• **TASK BRIEF**: Within the records below, find each line that holds the string "телеинформации", then copy it.

(Saved data entries)
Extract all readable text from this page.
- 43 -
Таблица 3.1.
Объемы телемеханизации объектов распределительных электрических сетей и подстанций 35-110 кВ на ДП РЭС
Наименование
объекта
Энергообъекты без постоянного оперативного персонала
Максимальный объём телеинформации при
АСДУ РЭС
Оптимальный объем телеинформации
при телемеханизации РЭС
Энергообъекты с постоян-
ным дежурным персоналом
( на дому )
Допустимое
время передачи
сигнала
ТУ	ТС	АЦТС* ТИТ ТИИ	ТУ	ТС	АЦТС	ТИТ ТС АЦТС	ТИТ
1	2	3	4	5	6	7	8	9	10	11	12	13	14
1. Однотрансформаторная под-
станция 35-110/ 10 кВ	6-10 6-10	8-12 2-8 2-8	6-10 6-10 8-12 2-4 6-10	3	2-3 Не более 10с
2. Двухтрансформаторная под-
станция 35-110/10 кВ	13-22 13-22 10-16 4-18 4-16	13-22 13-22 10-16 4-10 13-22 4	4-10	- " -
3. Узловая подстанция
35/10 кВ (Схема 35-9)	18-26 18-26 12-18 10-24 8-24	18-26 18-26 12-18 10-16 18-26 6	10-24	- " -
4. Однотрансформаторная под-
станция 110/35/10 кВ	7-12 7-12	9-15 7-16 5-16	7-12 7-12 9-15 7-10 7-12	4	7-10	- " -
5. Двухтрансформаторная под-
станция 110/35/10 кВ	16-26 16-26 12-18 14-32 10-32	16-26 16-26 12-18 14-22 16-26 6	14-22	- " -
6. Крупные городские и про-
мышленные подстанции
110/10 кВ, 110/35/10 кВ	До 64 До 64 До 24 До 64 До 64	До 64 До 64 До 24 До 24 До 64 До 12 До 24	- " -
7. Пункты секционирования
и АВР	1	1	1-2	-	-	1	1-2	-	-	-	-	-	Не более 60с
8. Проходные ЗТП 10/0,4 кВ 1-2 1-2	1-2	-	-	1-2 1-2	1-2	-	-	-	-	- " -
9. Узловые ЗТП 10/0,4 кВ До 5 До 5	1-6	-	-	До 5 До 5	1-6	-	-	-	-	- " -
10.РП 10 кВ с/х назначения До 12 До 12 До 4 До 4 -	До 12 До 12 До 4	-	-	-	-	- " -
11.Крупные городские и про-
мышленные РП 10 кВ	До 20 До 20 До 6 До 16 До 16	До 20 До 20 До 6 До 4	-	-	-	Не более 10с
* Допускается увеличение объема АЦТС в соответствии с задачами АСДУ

• **THE OUTPUT**:
Максимальный объём телеинформации при
Оптимальный объем телеинформации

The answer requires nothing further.